Goal of the exercise |
Rewrite the items starting at the line that contains "last-name-label: Last Name" and ending at the line that contains "confirm-email-input[interactable] <box>1026 813", with "APRIL" changed to "MAY" and nothing else altered. Return only those lines.

Recorded information |
┌────────

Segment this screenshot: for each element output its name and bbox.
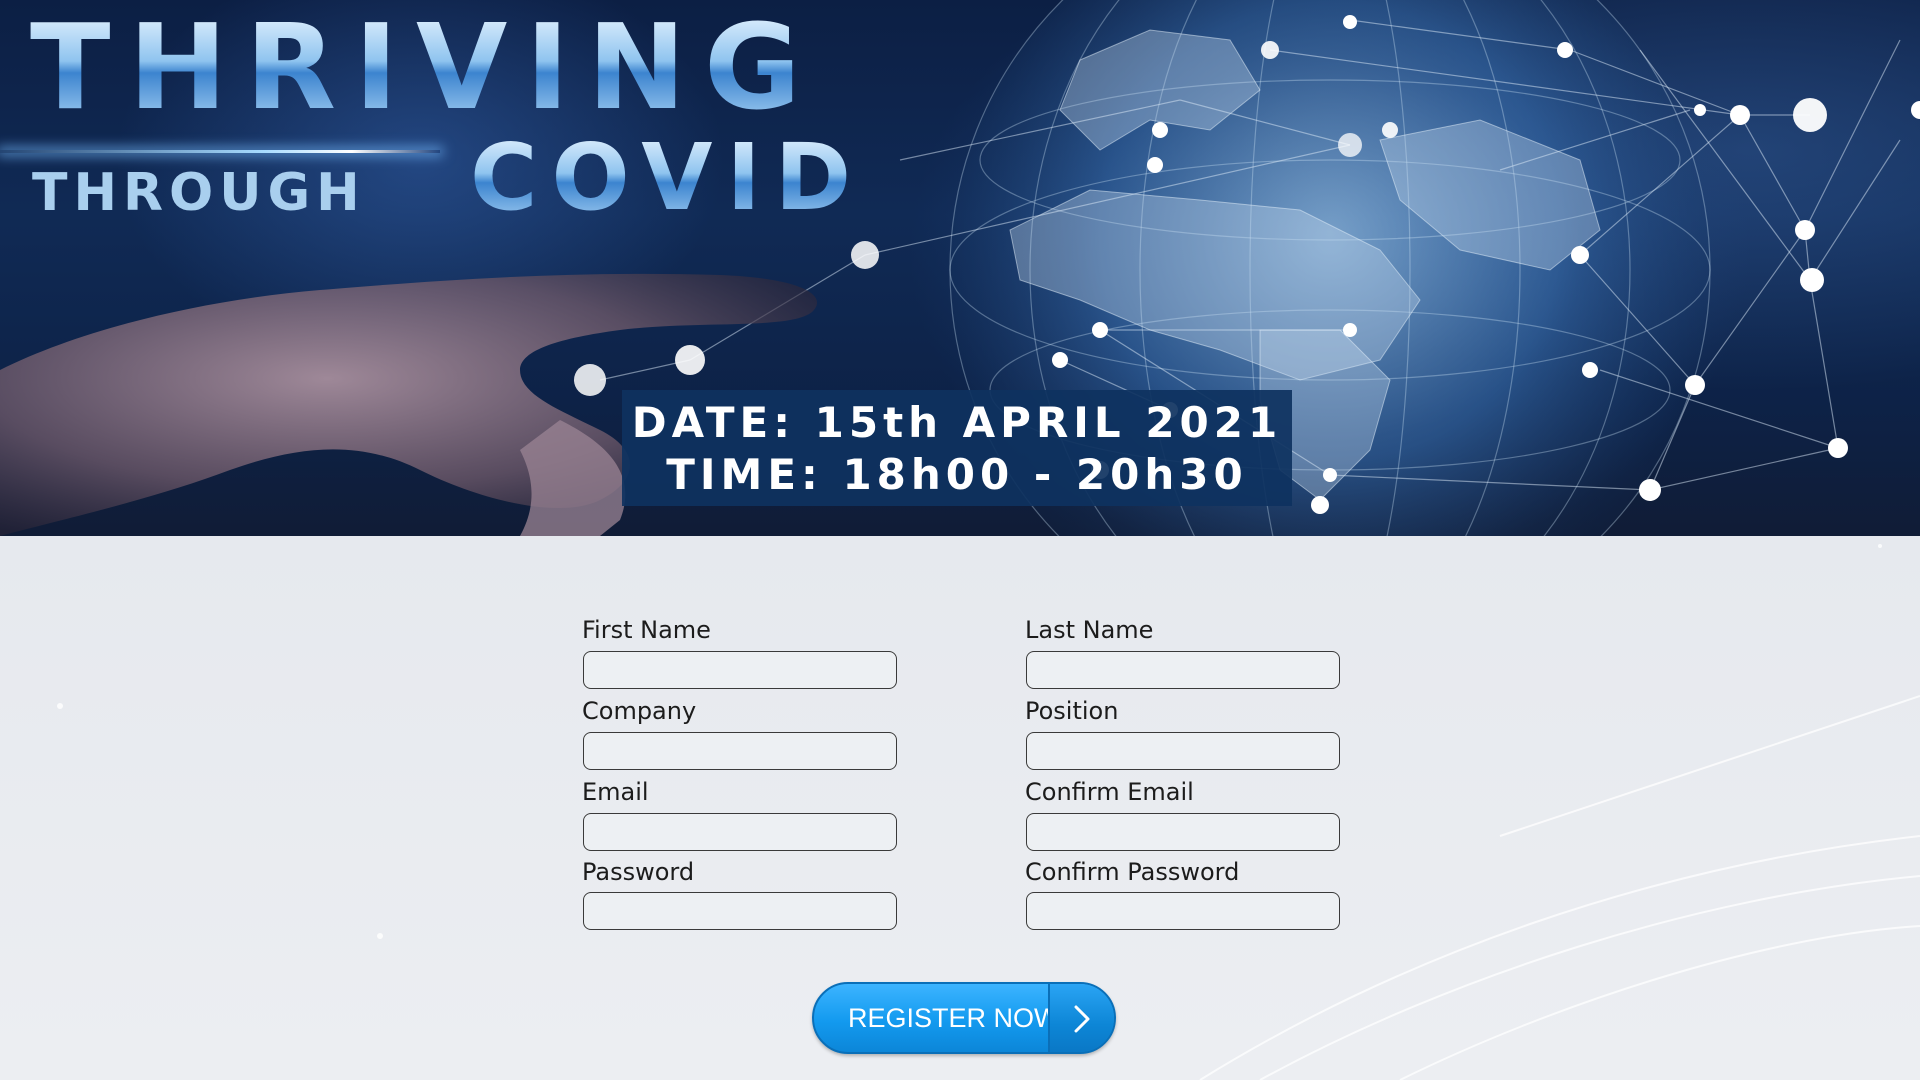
last-name-label: Last Name <box>1025 616 1154 644</box>
first-name-input[interactable] <box>583 651 897 689</box>
registration-page: THRIVING THROUGH COVID DATE: 15th APRIL … <box>0 0 1920 1080</box>
hero-banner: THRIVING THROUGH COVID DATE: 15th APRIL … <box>0 0 1920 536</box>
email-label: Email <box>582 778 649 806</box>
confirm-email-label: Confirm Email <box>1025 778 1194 806</box>
chevron-right-icon <box>1074 1005 1090 1033</box>
event-title-thriving: THRIVING <box>30 0 819 136</box>
register-arrow-area <box>1048 984 1114 1052</box>
first-name-label: First Name <box>582 616 711 644</box>
company-label: Company <box>582 697 697 725</box>
position-label: Position <box>1025 697 1119 725</box>
event-time: TIME: 18h00 - 20h30 <box>666 450 1248 499</box>
event-date: DATE: 15th APRIL 2021 <box>631 398 1283 447</box>
title-glow-line <box>0 150 440 153</box>
event-title-covid: COVID <box>470 124 866 231</box>
password-label: Password <box>582 858 695 886</box>
event-title-through: THROUGH <box>32 163 366 223</box>
email-input[interactable] <box>583 813 897 851</box>
company-input[interactable] <box>583 732 897 770</box>
password-input[interactable] <box>583 892 897 930</box>
confirm-password-label: Confirm Password <box>1025 858 1240 886</box>
position-input[interactable] <box>1026 732 1340 770</box>
last-name-input[interactable] <box>1026 651 1340 689</box>
confirm-password-input[interactable] <box>1026 892 1340 930</box>
register-now-label: REGISTER NOW <box>848 1003 1060 1033</box>
event-date-time-box: DATE: 15th APRIL 2021 TIME: 18h00 - 20h3… <box>622 390 1292 506</box>
register-now-button[interactable]: REGISTER NOW <box>812 982 1116 1054</box>
confirm-email-input[interactable] <box>1026 813 1340 851</box>
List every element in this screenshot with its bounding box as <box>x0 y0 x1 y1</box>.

└────────

Complete response |
last-name-label: Last Name <box>1025 616 1154 644</box>
first-name-input[interactable] <box>583 651 897 689</box>
registration-page: THRIVING THROUGH COVID DATE: 15th MAY … <box>0 0 1920 1080</box>
hero-banner: THRIVING THROUGH COVID DATE: 15th MAY … <box>0 0 1920 536</box>
email-label: Email <box>582 778 649 806</box>
confirm-email-label: Confirm Email <box>1025 778 1194 806</box>
chevron-right-icon <box>1074 1005 1090 1033</box>
event-title-thriving: THRIVING <box>30 0 819 136</box>
register-arrow-area <box>1048 984 1114 1052</box>
first-name-label: First Name <box>582 616 711 644</box>
company-label: Company <box>582 697 697 725</box>
position-label: Position <box>1025 697 1119 725</box>
event-time: TIME: 18h00 - 20h30 <box>666 450 1248 499</box>
event-date: DATE: 15th MAY 2021 <box>631 398 1283 447</box>
title-glow-line <box>0 150 440 153</box>
event-title-covid: COVID <box>470 124 866 231</box>
password-label: Password <box>582 858 695 886</box>
event-title-through: THROUGH <box>32 163 366 223</box>
email-input[interactable] <box>583 813 897 851</box>
company-input[interactable] <box>583 732 897 770</box>
password-input[interactable] <box>583 892 897 930</box>
confirm-password-label: Confirm Password <box>1025 858 1240 886</box>
position-input[interactable] <box>1026 732 1340 770</box>
last-name-input[interactable] <box>1026 651 1340 689</box>
confirm-password-input[interactable] <box>1026 892 1340 930</box>
register-now-label: REGISTER NOW <box>848 1003 1060 1033</box>
event-date-time-box: DATE: 15th MAY 2021 TIME: 18h00 - 20h3… <box>622 390 1292 506</box>
register-now-button[interactable]: REGISTER NOW <box>812 982 1116 1054</box>
confirm-email-input[interactable] <box>1026 813 1340 851</box>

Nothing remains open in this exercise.